■ Task details ■
Out of the lines below, please list those that hold the string "object".

#### Information supplied

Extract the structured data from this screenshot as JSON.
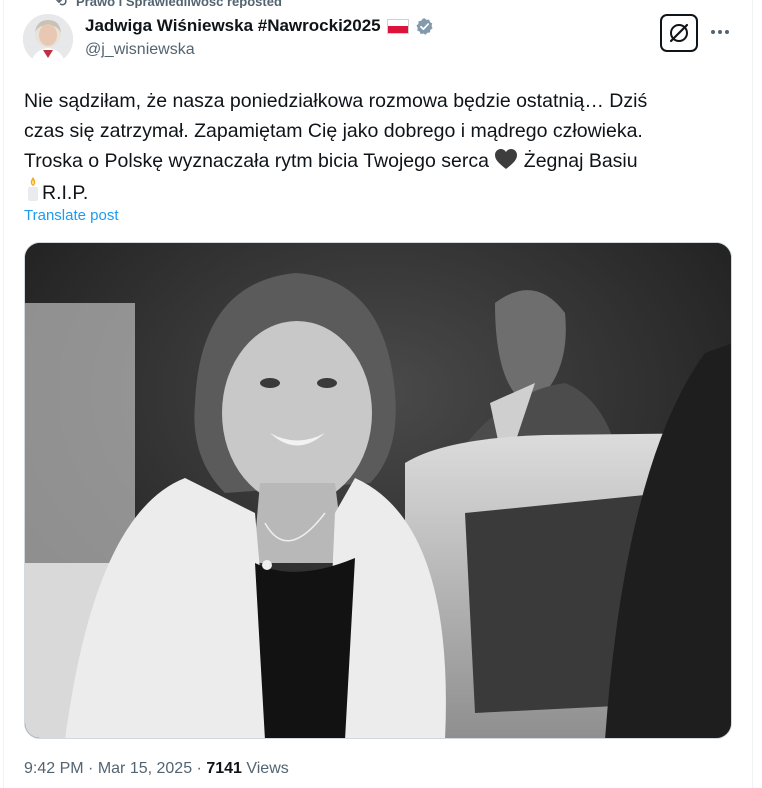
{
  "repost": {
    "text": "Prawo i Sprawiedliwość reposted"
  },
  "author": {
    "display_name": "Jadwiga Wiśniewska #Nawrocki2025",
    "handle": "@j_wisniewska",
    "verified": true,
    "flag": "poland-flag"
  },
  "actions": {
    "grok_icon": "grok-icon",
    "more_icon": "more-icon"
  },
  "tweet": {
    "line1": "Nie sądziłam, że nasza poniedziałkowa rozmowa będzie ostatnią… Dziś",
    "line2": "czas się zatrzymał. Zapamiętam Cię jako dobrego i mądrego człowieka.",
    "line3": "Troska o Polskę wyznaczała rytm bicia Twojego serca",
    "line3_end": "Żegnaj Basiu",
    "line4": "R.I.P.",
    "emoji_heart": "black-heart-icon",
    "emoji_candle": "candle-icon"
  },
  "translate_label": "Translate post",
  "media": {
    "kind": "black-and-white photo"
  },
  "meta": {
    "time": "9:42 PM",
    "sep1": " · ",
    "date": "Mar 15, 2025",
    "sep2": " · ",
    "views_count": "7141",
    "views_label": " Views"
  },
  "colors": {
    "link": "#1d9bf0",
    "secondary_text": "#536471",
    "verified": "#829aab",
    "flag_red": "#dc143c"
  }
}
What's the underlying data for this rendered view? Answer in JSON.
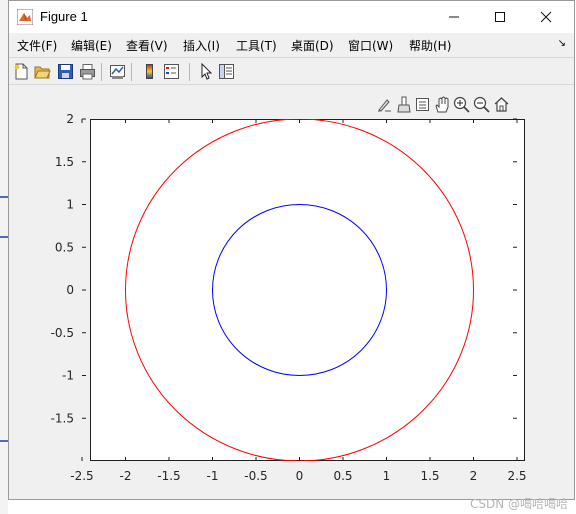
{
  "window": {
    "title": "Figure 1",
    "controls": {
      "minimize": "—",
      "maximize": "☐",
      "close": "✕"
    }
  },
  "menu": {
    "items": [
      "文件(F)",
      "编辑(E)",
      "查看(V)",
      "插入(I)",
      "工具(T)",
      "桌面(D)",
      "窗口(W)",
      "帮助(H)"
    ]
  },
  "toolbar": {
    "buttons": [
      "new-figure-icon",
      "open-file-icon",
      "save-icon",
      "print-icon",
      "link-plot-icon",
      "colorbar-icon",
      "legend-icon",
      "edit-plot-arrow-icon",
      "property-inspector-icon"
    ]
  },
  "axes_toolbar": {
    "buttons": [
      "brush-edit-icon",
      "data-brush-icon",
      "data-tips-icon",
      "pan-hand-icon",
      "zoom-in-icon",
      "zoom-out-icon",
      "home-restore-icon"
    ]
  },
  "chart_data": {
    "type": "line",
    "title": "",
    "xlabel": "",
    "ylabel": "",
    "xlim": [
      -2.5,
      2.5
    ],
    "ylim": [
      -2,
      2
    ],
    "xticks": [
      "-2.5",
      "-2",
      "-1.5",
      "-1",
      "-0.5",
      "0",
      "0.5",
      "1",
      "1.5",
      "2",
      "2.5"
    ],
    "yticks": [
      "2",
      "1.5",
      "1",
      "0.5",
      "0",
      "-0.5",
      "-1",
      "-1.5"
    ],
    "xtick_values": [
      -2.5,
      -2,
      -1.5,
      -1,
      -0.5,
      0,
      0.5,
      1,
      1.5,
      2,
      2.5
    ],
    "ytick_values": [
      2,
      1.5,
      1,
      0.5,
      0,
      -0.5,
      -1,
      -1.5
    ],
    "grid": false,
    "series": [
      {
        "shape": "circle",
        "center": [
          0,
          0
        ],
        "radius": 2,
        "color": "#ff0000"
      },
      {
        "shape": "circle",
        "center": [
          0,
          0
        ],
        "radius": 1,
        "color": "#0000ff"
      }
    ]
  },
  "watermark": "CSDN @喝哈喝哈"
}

########
#### Information supplied

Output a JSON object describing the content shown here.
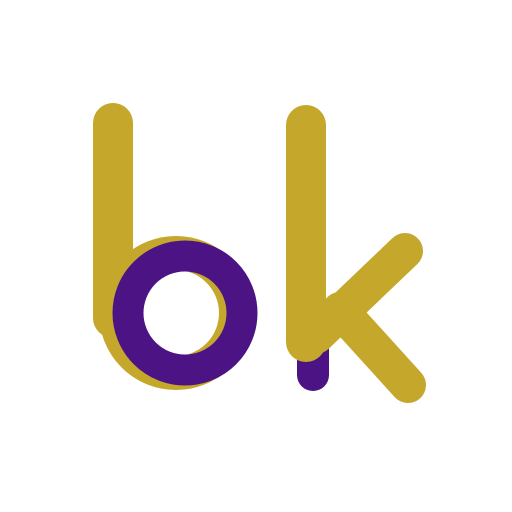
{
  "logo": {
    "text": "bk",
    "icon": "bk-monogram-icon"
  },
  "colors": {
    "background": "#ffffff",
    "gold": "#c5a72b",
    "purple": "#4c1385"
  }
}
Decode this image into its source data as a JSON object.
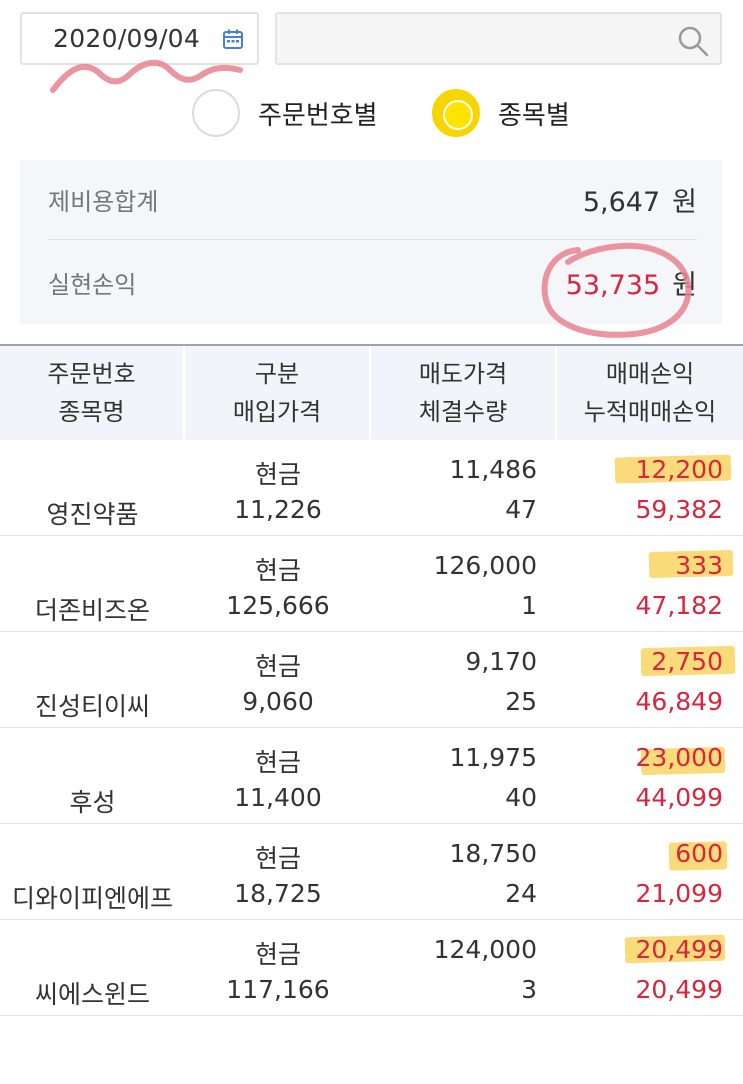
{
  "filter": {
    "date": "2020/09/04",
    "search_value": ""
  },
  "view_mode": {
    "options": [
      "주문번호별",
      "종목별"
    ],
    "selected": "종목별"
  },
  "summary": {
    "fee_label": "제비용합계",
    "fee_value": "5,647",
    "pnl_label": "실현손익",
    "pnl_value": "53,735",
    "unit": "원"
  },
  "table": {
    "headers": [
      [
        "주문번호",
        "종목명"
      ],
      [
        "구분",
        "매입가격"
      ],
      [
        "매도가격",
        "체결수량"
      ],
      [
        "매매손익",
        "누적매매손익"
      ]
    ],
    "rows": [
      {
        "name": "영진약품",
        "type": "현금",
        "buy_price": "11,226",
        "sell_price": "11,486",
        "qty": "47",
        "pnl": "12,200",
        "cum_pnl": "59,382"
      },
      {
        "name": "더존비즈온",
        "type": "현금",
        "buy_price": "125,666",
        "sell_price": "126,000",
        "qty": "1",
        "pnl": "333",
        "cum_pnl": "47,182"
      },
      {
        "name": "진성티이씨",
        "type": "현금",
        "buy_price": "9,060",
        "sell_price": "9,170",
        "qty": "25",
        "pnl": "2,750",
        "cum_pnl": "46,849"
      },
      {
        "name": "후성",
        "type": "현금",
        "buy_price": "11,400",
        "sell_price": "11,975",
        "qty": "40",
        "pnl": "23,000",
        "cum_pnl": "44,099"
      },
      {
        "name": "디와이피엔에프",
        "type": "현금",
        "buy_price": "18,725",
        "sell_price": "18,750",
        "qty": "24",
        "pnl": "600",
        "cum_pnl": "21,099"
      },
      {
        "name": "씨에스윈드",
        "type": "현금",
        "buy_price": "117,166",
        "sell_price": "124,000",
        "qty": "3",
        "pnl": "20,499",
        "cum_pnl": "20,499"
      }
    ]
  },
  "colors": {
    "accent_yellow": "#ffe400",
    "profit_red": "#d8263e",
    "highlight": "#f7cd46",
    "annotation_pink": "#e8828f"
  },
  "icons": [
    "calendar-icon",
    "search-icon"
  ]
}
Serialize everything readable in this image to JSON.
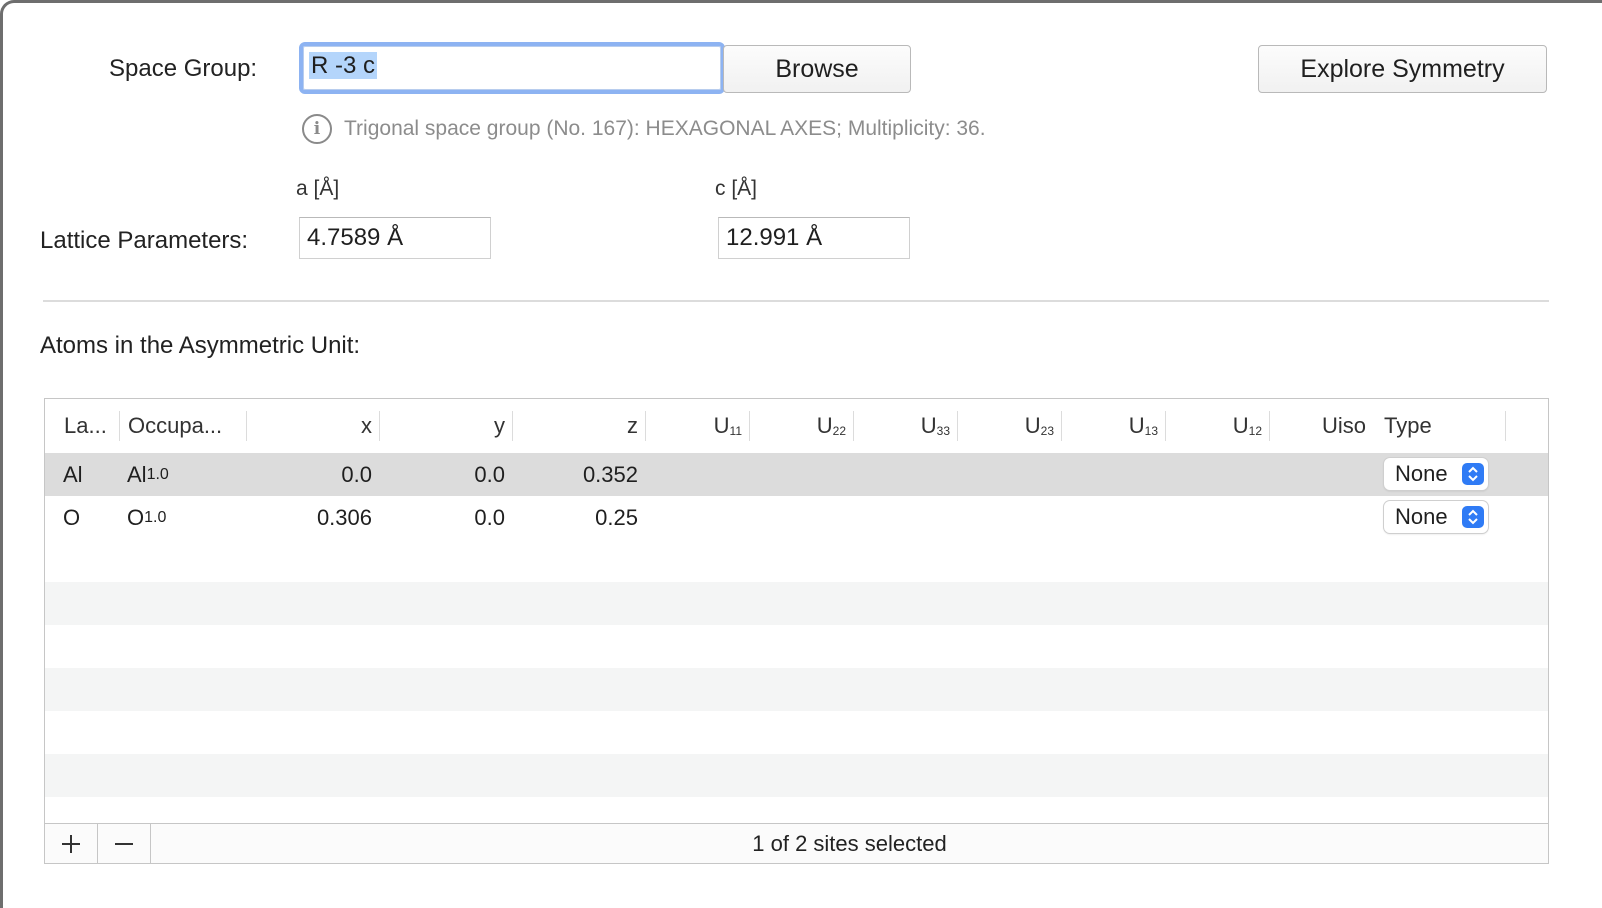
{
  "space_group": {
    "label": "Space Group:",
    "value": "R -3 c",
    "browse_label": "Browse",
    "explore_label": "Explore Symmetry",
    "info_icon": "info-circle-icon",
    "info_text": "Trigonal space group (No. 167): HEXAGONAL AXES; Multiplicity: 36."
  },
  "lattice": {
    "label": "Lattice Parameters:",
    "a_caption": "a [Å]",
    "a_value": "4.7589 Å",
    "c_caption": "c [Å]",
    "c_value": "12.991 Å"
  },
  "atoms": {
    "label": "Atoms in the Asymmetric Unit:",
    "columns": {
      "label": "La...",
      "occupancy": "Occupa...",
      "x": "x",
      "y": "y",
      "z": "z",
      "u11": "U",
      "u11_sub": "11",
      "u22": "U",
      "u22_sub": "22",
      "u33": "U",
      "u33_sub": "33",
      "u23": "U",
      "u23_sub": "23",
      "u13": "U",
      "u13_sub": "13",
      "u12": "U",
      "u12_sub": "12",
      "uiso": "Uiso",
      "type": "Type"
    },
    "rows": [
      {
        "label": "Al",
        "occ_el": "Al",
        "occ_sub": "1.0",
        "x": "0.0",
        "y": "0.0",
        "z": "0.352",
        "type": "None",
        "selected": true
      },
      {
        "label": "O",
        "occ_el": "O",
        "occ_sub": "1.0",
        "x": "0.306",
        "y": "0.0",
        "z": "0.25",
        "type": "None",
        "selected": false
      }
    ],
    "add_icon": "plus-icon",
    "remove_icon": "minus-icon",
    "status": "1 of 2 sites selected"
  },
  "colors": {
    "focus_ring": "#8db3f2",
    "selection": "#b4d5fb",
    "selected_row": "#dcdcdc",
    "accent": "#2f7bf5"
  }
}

########

■ Correct answer ■
Output a JSON object describing the content shown here.
Decode this image into its source data as a JSON object.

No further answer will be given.